:: Materials provided

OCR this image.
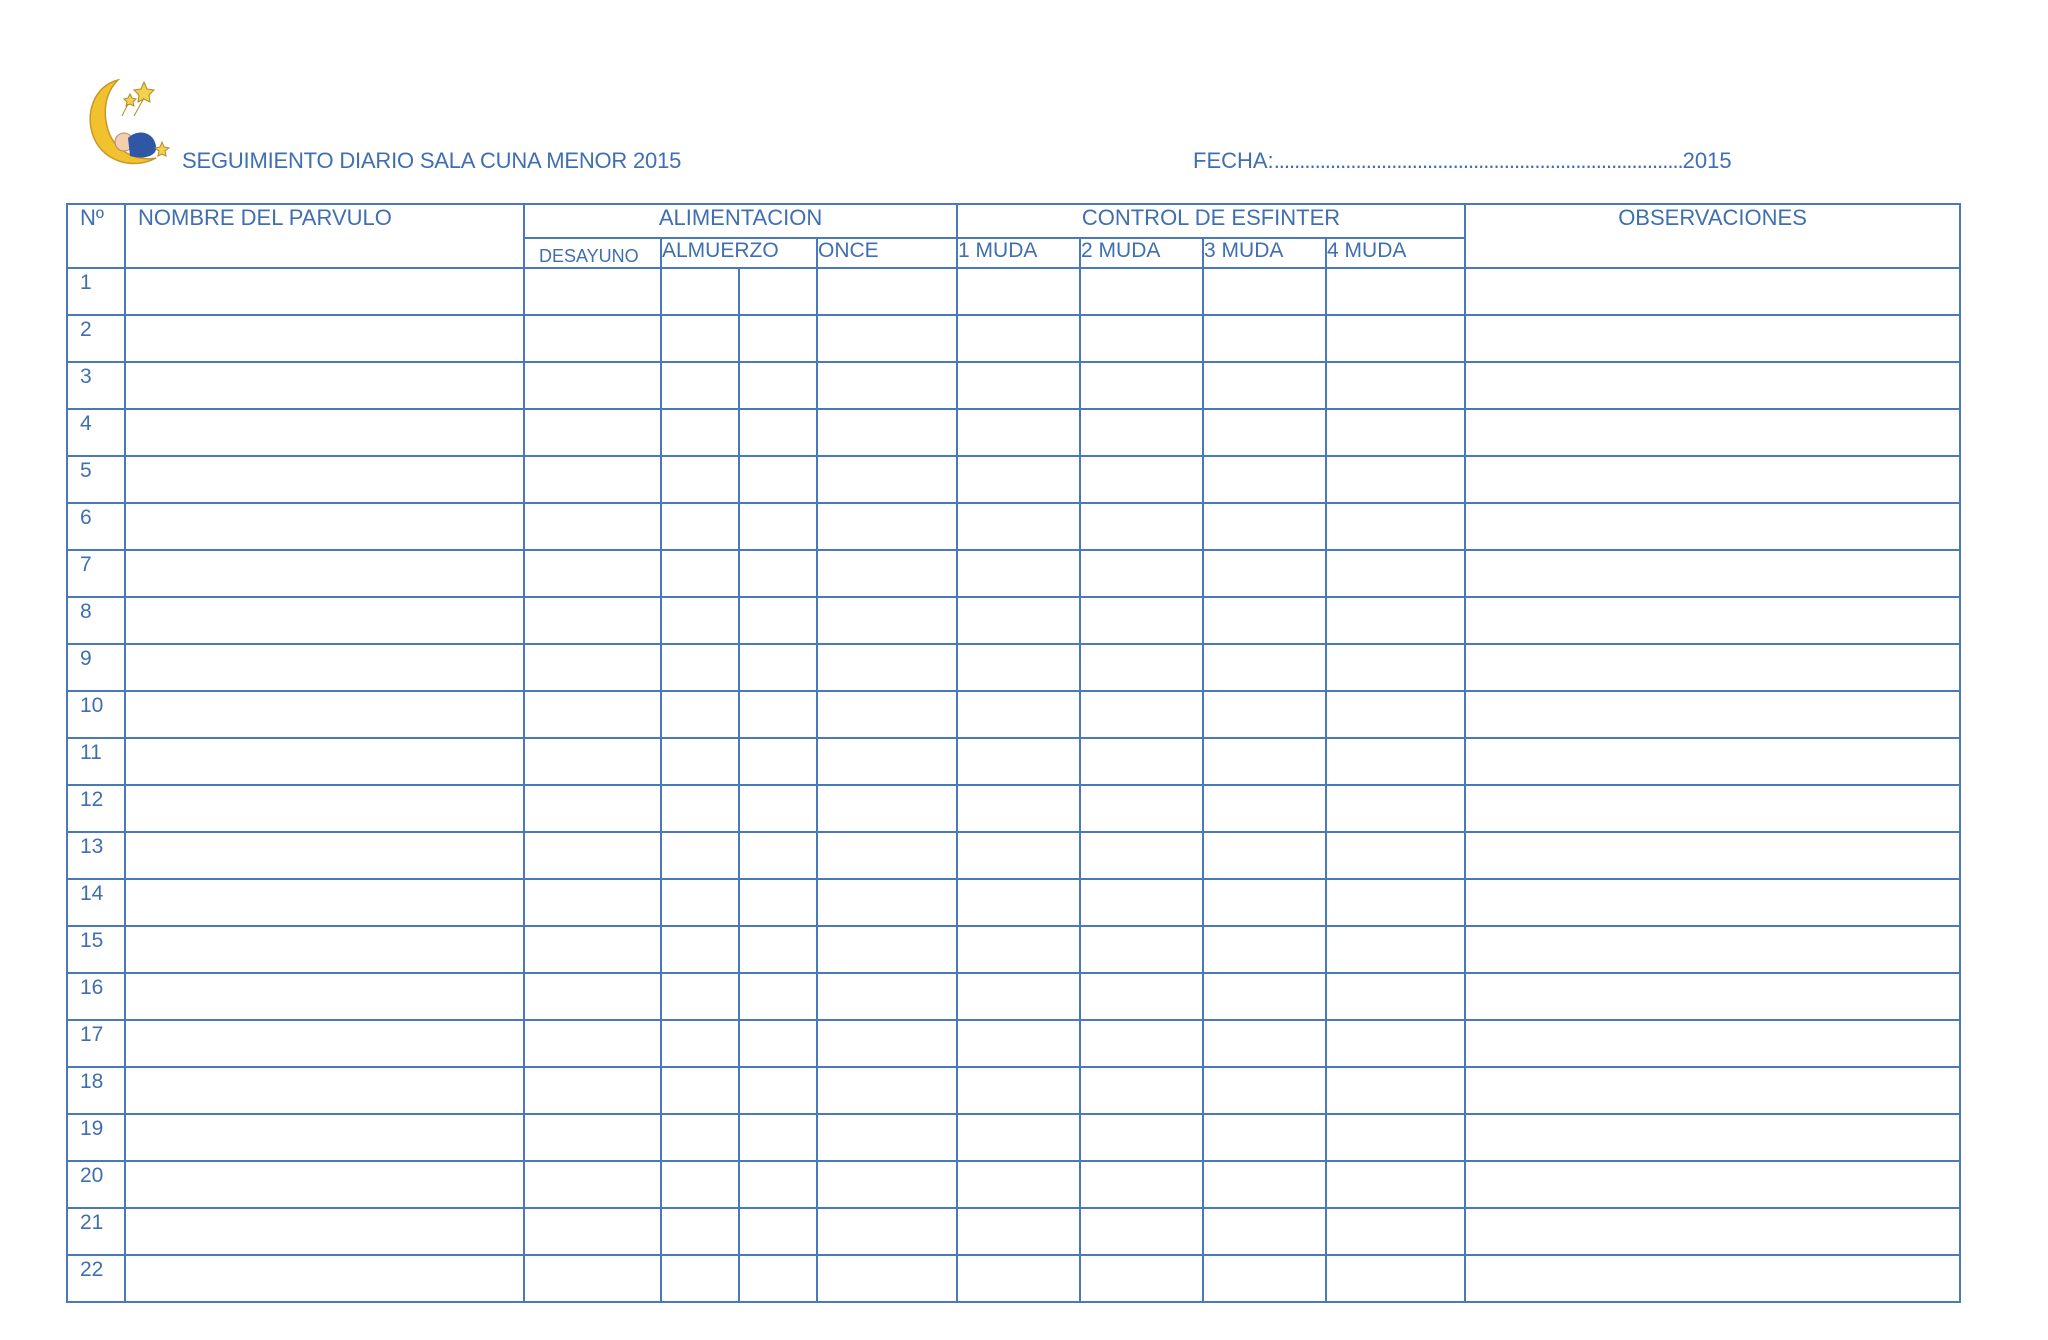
SEGUIMIENTO DIARIO SALA CUNA MENOR 2015	FECHA:................................................................................2015
Nº	NOMBRE DEL PARVULO	ALIMENTACION				CONTROL DE ESFINTER				OBSERVACIONES
		DESAYUNO	ALMUERZO		ONCE	1 MUDA	2 MUDA	3 MUDA	4 MUDA	
1										
2										
3										
4										
5										
6										
7										
8										
9										
10										
11										
12										
13										
14										
15										
16										
17										
18										
19										
20										
21										
22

::::

Return all of the entries exactly as written, but drop any pictures they hold.

Answer to this problem:
OCR this image.
SEGUIMIENTO DIARIO SALA CUNA MENOR 2015	FECHA:................................................................................2015
Nº	NOMBRE DEL PARVULO	ALIMENTACION				CONTROL DE ESFINTER				OBSERVACIONES
		DESAYUNO	ALMUERZO		ONCE	1 MUDA	2 MUDA	3 MUDA	4 MUDA	
1										
2										
3										
4										
5										
6										
7										
8										
9										
10										
11										
12										
13										
14										
15										
16										
17										
18										
19										
20										
21										
22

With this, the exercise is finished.